* _WORK TO DO_: Reproduce each of the following rows verbatim, one per line.

— Start of DATA FOR THIS EXERCISE —

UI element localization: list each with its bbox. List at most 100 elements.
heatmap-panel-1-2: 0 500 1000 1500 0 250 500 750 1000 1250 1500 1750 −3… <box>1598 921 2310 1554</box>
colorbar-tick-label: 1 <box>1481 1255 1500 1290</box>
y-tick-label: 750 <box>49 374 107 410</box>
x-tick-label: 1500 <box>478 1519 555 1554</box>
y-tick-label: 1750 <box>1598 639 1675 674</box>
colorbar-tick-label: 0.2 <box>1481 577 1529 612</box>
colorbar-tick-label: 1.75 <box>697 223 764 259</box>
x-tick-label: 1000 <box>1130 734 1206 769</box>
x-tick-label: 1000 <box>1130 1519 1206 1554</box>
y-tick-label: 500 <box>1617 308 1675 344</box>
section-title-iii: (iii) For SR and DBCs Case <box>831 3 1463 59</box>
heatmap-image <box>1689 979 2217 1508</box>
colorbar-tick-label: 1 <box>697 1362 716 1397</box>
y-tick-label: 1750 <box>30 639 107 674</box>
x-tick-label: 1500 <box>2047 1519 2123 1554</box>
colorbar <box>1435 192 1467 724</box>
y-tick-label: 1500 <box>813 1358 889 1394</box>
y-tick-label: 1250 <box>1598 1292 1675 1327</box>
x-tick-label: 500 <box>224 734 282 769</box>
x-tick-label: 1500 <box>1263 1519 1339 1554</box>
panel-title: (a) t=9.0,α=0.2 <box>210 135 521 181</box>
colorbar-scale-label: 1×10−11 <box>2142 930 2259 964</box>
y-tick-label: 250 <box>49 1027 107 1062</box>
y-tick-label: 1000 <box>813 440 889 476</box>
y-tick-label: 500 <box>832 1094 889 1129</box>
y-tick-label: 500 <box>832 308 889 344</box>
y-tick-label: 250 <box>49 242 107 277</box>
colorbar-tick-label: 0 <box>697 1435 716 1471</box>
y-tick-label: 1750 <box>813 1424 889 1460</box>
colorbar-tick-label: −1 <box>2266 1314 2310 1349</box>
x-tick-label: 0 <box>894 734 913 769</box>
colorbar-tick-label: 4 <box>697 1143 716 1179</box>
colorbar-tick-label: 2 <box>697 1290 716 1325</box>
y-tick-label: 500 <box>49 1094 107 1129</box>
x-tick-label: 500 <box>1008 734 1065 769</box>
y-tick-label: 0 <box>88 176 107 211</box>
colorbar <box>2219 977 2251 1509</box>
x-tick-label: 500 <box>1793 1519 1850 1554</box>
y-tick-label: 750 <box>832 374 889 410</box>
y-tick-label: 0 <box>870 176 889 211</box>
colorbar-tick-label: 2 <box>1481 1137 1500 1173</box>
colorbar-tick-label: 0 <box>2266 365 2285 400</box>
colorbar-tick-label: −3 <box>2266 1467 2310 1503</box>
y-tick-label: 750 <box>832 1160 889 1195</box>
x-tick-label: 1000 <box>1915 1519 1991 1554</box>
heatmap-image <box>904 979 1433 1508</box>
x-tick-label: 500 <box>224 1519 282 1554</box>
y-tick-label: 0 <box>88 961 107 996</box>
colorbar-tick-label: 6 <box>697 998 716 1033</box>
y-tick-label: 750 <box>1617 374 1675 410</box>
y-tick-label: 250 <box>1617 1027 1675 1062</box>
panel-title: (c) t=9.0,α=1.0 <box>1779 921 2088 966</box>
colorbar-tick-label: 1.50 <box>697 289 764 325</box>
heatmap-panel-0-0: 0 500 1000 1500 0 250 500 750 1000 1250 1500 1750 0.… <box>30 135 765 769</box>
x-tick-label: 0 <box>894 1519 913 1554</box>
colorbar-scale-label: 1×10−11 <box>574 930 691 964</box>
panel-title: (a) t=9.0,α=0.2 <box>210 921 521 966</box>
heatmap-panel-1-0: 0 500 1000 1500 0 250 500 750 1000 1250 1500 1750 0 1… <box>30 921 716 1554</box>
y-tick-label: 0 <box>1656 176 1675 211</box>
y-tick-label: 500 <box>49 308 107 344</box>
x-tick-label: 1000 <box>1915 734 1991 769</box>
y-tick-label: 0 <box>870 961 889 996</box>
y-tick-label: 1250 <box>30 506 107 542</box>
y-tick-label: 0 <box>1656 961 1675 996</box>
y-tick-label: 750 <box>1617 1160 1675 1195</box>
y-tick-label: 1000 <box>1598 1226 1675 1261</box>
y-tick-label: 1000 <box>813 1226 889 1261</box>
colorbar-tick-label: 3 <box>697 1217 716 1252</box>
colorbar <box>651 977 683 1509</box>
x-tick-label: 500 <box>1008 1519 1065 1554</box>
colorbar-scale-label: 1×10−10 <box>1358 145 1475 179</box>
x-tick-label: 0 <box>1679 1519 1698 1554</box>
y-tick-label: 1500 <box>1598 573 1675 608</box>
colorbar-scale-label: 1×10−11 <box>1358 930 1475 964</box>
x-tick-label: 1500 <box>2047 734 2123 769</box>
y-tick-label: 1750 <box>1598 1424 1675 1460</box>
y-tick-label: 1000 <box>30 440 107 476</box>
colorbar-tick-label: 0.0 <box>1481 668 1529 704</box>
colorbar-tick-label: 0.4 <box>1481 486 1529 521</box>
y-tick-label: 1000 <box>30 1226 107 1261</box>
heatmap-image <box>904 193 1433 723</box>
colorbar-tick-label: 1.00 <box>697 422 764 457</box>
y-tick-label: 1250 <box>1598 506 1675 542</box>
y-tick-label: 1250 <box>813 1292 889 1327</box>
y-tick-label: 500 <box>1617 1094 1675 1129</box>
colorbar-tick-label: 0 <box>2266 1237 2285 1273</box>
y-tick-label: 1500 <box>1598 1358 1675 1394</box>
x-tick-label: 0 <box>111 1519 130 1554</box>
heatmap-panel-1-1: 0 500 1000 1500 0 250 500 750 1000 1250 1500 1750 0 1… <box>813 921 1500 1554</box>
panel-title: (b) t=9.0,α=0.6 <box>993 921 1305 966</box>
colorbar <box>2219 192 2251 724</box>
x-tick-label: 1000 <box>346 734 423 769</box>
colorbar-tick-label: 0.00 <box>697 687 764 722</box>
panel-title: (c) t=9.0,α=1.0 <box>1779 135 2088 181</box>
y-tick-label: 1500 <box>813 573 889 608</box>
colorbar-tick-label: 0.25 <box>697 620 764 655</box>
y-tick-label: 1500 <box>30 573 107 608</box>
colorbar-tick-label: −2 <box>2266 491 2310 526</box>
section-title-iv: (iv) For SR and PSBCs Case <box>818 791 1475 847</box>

— End of DATA FOR THIS EXERCISE —

* _RESULT FOR THIS EXERCISE_:
UI element localization: list each with its bbox. List at most 100 elements.
heatmap-panel-1-2: 0 500 1000 1500 0 250 500 750 1000 1250 1500 1750 −3… <box>1598 921 2310 1554</box>
colorbar-tick-label: 1 <box>1481 1255 1500 1290</box>
y-tick-label: 750 <box>49 374 107 410</box>
x-tick-label: 1500 <box>478 1519 555 1554</box>
y-tick-label: 1750 <box>1598 639 1675 674</box>
colorbar-tick-label: 0.2 <box>1481 577 1529 612</box>
colorbar-tick-label: 1.75 <box>697 223 764 259</box>
x-tick-label: 1000 <box>1130 734 1206 769</box>
x-tick-label: 1000 <box>1130 1519 1206 1554</box>
y-tick-label: 500 <box>1617 308 1675 344</box>
section-title-iii: (iii) For SR and DBCs Case <box>831 3 1463 59</box>
heatmap-image <box>1689 979 2217 1508</box>
colorbar-tick-label: 1 <box>697 1362 716 1397</box>
y-tick-label: 1750 <box>30 639 107 674</box>
x-tick-label: 1500 <box>2047 1519 2123 1554</box>
colorbar <box>1435 192 1467 724</box>
y-tick-label: 1500 <box>813 1358 889 1394</box>
y-tick-label: 1250 <box>1598 1292 1675 1327</box>
x-tick-label: 500 <box>224 734 282 769</box>
x-tick-label: 1500 <box>1263 1519 1339 1554</box>
panel-title: (a) t=9.0,α=0.2 <box>210 135 521 181</box>
colorbar-scale-label: 1×10−11 <box>2142 930 2259 964</box>
y-tick-label: 250 <box>49 1027 107 1062</box>
y-tick-label: 1000 <box>813 440 889 476</box>
y-tick-label: 500 <box>832 1094 889 1129</box>
y-tick-label: 500 <box>832 308 889 344</box>
y-tick-label: 250 <box>49 242 107 277</box>
colorbar-tick-label: 0 <box>697 1435 716 1471</box>
y-tick-label: 1750 <box>813 1424 889 1460</box>
colorbar-tick-label: −1 <box>2266 1314 2310 1349</box>
x-tick-label: 0 <box>894 734 913 769</box>
colorbar-tick-label: 4 <box>697 1143 716 1179</box>
colorbar-tick-label: 2 <box>697 1290 716 1325</box>
y-tick-label: 500 <box>49 1094 107 1129</box>
x-tick-label: 500 <box>1008 734 1065 769</box>
y-tick-label: 0 <box>88 176 107 211</box>
colorbar <box>2219 977 2251 1509</box>
x-tick-label: 500 <box>1793 1519 1850 1554</box>
y-tick-label: 750 <box>832 374 889 410</box>
y-tick-label: 0 <box>870 176 889 211</box>
colorbar-tick-label: 2 <box>1481 1137 1500 1173</box>
colorbar-tick-label: 0 <box>2266 365 2285 400</box>
colorbar-tick-label: −3 <box>2266 1467 2310 1503</box>
y-tick-label: 750 <box>832 1160 889 1195</box>
x-tick-label: 1000 <box>1915 1519 1991 1554</box>
heatmap-image <box>904 979 1433 1508</box>
x-tick-label: 500 <box>224 1519 282 1554</box>
y-tick-label: 0 <box>88 961 107 996</box>
colorbar-tick-label: 6 <box>697 998 716 1033</box>
y-tick-label: 750 <box>1617 374 1675 410</box>
y-tick-label: 250 <box>1617 1027 1675 1062</box>
panel-title: (c) t=9.0,α=1.0 <box>1779 921 2088 966</box>
colorbar-tick-label: 1.50 <box>697 289 764 325</box>
heatmap-panel-0-0: 0 500 1000 1500 0 250 500 750 1000 1250 1500 1750 0.… <box>30 135 765 769</box>
x-tick-label: 0 <box>894 1519 913 1554</box>
colorbar-scale-label: 1×10−11 <box>574 930 691 964</box>
panel-title: (a) t=9.0,α=0.2 <box>210 921 521 966</box>
heatmap-panel-1-0: 0 500 1000 1500 0 250 500 750 1000 1250 1500 1750 0 1… <box>30 921 716 1554</box>
y-tick-label: 0 <box>1656 176 1675 211</box>
y-tick-label: 500 <box>49 308 107 344</box>
x-tick-label: 1000 <box>1915 734 1991 769</box>
y-tick-label: 0 <box>870 961 889 996</box>
y-tick-label: 1250 <box>30 506 107 542</box>
y-tick-label: 0 <box>1656 961 1675 996</box>
y-tick-label: 750 <box>1617 1160 1675 1195</box>
y-tick-label: 1000 <box>1598 1226 1675 1261</box>
y-tick-label: 1000 <box>813 1226 889 1261</box>
colorbar-tick-label: 3 <box>697 1217 716 1252</box>
colorbar <box>651 977 683 1509</box>
x-tick-label: 500 <box>1008 1519 1065 1554</box>
colorbar-scale-label: 1×10−10 <box>1358 145 1475 179</box>
x-tick-label: 0 <box>1679 1519 1698 1554</box>
y-tick-label: 1500 <box>1598 573 1675 608</box>
colorbar-scale-label: 1×10−11 <box>1358 930 1475 964</box>
x-tick-label: 1500 <box>2047 734 2123 769</box>
y-tick-label: 1750 <box>1598 1424 1675 1460</box>
y-tick-label: 1000 <box>30 440 107 476</box>
colorbar-tick-label: 0.0 <box>1481 668 1529 704</box>
colorbar-tick-label: 0.4 <box>1481 486 1529 521</box>
y-tick-label: 1000 <box>30 1226 107 1261</box>
heatmap-image <box>904 193 1433 723</box>
colorbar-tick-label: 1.00 <box>697 422 764 457</box>
y-tick-label: 1250 <box>1598 506 1675 542</box>
y-tick-label: 1250 <box>813 1292 889 1327</box>
y-tick-label: 500 <box>1617 1094 1675 1129</box>
colorbar-tick-label: 0 <box>2266 1237 2285 1273</box>
y-tick-label: 1500 <box>1598 1358 1675 1394</box>
x-tick-label: 0 <box>111 1519 130 1554</box>
heatmap-panel-1-1: 0 500 1000 1500 0 250 500 750 1000 1250 1500 1750 0 1… <box>813 921 1500 1554</box>
panel-title: (b) t=9.0,α=0.6 <box>993 921 1305 966</box>
colorbar <box>2219 192 2251 724</box>
x-tick-label: 1000 <box>346 734 423 769</box>
colorbar-tick-label: 0.00 <box>697 687 764 722</box>
panel-title: (c) t=9.0,α=1.0 <box>1779 135 2088 181</box>
y-tick-label: 1500 <box>813 573 889 608</box>
colorbar-tick-label: 0.25 <box>697 620 764 655</box>
y-tick-label: 1500 <box>30 573 107 608</box>
colorbar-tick-label: −2 <box>2266 491 2310 526</box>
section-title-iv: (iv) For SR and PSBCs Case <box>818 791 1475 847</box>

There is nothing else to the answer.